### ACTIONS TO TAKE
• A. Return, word for word, everything from "Colonization by newcomer" down to "Tables 2 and 3." in the passage on agar particle colonization.
• B. Write what comes next in the study of newcomer strain 11 colonizing precolonized agar particles, picking up after its last line.

### EXTRACTED TEXT
━━━━━━━━━━━━━━━━━━━━━━━━━━━━━━

To test whether the presence of different resident strains may change the colonization pattern of a newcomer strain, we incubated strain 11 with clean agar particles or agar particles that had been precolonized by various strains (strains 36, 38, and 46; Fig. 3). The colonization pattern of strain 11 changed with time and with the resident strains (Fig. 3b). Statistical analysis showed that the abundance of strain 11 on precolonized and sterile agar particles increased significantly over time (P < 0.0001). The colonization of the newcomer strain 11 of the previously colonized agar particles was significantly less than that on particles without colonization (Fig. 3b; Table 2). Considering only the first 20 min of colonization, there were no significant differences between colonization rates of newcomer 11 on particles precolonized by strain 36 and sterile ones (Fig. 3b; Table 3). There were further clear differences between the strain 11 colonization rates of the previously colonized particles: those precolonized by strain 36 were colonized significantly more slowly by strain 11 than those precolonized by the strains 38 or 46 (Fig. 3b; Table 2). There was no significant difference in the colonization rates of the two latter strains. Again, the picture changes if one considers only the first 20 min of the experiments: there is no significant difference in colonization rates of newcomer strain 11 on particles precolonized by strains 36 or 38, while on strain 46 precolonized particles strain 11 colonizes more rapidly than on those inhabited by strains 36 and 38 (Fig. 3b; Table 3). The ability of a newcomer to invade a resident population can be better seen by plotting the temporal change in the ratio of newcomer cells to resident cells (Fig. 4). In our experiments, strain 11 quickly dominated over resident strain 38, leading to a newcomer/resident ratio of >1 after only 5 min. In comparison, strain 11 fared equally well as resident strain 46 toward the end of the experiments (ratio ≈ 1:1), whereas it was somewhat suppressed by resident strain 36 (ratio < 1) (Fig. 4).

FIG. 3.

FIG. 3.

Colonization by newcomer strain 11 of agar particles that had been precolonized by various resident strains (strains 38, 46, and 36). Clean agar particles were used as controls. (a) Abundance of the respective resident strains; (b) abundance of newcomer strain 11. For statistical analyses see Tables 2 and 3.

TABLE 2.

━━━━━━━━━━━━━━━━━━━━━━━━━━━━━━

### MATERIAL SHOWN
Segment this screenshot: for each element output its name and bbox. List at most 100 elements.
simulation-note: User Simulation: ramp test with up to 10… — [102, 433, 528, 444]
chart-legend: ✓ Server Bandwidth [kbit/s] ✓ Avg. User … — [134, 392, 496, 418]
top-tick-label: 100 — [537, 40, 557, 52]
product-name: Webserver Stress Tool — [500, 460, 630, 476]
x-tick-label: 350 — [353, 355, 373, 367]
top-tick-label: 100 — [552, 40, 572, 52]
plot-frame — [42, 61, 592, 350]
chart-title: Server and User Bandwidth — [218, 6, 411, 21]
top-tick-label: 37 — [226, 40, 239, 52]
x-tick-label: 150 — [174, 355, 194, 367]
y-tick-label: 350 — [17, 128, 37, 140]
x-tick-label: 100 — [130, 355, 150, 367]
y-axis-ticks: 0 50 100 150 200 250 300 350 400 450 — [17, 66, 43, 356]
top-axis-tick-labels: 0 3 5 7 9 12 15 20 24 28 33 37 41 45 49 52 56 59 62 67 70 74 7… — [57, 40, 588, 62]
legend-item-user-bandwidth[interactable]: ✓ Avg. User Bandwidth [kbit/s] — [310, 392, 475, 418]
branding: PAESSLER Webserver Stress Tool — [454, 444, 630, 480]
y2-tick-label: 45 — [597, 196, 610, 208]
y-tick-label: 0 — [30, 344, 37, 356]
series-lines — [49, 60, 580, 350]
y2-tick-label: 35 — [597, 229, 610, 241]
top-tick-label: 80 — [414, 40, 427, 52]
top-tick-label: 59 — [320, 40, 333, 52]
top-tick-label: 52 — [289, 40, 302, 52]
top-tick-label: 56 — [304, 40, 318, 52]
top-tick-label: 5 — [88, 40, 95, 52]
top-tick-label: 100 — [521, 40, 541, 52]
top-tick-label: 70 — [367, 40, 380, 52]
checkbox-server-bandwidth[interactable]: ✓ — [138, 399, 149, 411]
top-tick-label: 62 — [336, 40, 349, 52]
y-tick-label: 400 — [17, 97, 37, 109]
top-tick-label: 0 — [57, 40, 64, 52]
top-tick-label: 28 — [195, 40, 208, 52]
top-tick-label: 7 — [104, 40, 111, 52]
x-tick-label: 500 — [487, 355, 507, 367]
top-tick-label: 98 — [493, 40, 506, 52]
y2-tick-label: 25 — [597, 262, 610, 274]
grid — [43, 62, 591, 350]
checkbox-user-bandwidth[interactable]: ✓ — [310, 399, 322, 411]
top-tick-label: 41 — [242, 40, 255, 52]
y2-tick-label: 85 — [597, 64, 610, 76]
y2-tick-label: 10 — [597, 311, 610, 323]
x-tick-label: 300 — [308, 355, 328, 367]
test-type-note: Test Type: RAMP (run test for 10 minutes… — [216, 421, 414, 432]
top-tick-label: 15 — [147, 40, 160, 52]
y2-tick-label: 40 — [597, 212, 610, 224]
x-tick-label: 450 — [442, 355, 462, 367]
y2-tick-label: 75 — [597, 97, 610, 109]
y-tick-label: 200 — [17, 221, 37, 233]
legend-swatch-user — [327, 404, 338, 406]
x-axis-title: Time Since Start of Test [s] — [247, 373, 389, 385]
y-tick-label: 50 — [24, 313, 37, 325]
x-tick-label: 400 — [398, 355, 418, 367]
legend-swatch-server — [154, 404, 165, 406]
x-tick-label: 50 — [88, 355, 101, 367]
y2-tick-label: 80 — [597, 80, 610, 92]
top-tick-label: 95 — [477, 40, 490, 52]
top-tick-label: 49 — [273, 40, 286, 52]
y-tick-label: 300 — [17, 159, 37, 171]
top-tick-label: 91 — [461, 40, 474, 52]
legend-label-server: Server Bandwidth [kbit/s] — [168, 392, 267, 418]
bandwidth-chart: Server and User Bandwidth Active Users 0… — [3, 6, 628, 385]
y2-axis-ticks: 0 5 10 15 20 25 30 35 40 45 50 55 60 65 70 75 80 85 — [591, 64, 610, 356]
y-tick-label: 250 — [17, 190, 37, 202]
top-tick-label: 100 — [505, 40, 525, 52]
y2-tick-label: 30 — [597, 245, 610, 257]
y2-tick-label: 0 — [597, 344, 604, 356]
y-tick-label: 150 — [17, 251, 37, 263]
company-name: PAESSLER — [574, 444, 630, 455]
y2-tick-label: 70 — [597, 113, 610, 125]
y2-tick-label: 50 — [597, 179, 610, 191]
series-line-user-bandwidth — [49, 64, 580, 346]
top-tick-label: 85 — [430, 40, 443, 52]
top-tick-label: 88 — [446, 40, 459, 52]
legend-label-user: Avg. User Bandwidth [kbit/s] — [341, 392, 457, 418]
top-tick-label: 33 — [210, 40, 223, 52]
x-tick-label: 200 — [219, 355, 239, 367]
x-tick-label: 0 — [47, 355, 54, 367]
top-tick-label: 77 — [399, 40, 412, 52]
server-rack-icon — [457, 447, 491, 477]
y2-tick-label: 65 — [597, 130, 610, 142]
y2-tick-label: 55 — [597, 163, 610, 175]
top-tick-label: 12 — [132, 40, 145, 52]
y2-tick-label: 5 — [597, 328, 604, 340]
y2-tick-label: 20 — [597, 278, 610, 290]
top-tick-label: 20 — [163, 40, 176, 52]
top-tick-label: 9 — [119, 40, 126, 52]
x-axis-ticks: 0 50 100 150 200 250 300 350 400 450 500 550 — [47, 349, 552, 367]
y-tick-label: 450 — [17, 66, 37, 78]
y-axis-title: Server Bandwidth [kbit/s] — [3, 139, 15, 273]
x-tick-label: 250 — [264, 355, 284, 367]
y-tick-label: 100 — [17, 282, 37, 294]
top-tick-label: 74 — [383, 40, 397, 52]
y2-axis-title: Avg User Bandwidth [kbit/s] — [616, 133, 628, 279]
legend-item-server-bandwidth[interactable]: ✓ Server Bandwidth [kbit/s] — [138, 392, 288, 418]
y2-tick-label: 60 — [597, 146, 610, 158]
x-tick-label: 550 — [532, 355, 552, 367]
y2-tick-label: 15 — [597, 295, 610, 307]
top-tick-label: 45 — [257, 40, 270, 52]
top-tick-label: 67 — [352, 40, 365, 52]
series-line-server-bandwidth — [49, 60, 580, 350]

━━━━━━━━━━━━━━━━━━━━━━━━━━━━━━

### TASK ANSWERS
• A.
Colonization by newcomer strain 11 of agar particles that had been precolonized by various resident strains (strains 38, 46, and 36). Clean agar particles were used as controls. (a) Abundance of the respective resident strains; (b) abundance of newcomer strain 11. For statistical analyses see Tables 2 and 3.

• B.
Abundance of strain 11 on precolonized particles, including all time points

Resident strain P for comparison with strain:
36 38 46
38 <0.0001
46 0.0002 NSa (0.2675)
None <0.0001 <0.0001 0.0336
a

NS, not significant

TABLE 3.

Abundance of strain 11 on precolonized particles, including only time points <20 min

Resident strain P for comparison with strain:
36 38 46
38 NSa (0.3175)
46 0.0173 <0.0001
None NS (0.7271) 0.0452 <0.0001
a

NS, not significant.

FIG. 4.

FIG. 4.

Ratio between normalized abundance of newcomer strain (strain 11) and the respective resident strains. Note that initial abundances of the resident strains were different (for strain 38, 0.1 × 105 cells sphere−1; for strain 46, 0.5 × 105 cells sphere−1; for strain 36, 1.8 × 105 cells sphere−1).

Effects of resident cell density.

Preincubating the agar particles with strains 22 and 13 for 1.1 and 7.8 h yielded an order of magnitude difference in the initial resident populations (Fig. 5b and 6b). The presence of strains 22 and 13 (resident) on the agar particles did not affect the colonization by strain 11 (newcomer) within the first 160 min (Fig. 5a and 6a). Toward the end of the experiments, however, colonization by strain 11 was significantly lowered on spheres that were precolonized by strain 22 and 13 (Fig. 5a and 6a), during which time the resident populations had reached almost the same densities between the 1.1- and 7.8-h treatments (Fig. 5b and 6b). Thus, while there was a clear, negative effect due to the presence of resident strains 22 and 13 on the long-term abundance of strain 11, the effects of resident cell densities could not be discerned in the short-term colonization pattern.

FIG. 5.

FIG. 5.

Colonization by newcomer strain 11 of agar particles that had been precolonized by resident strain 22 (initial abundances 1.9 and 10.6 × 106 cells sphere−1). Clean particles were used as controls. (a) Abundance of newcomer strain 11 on precolonized particles and clean particles; (b) abundance of resident strain 22.

FIG. 6.

FIG. 6.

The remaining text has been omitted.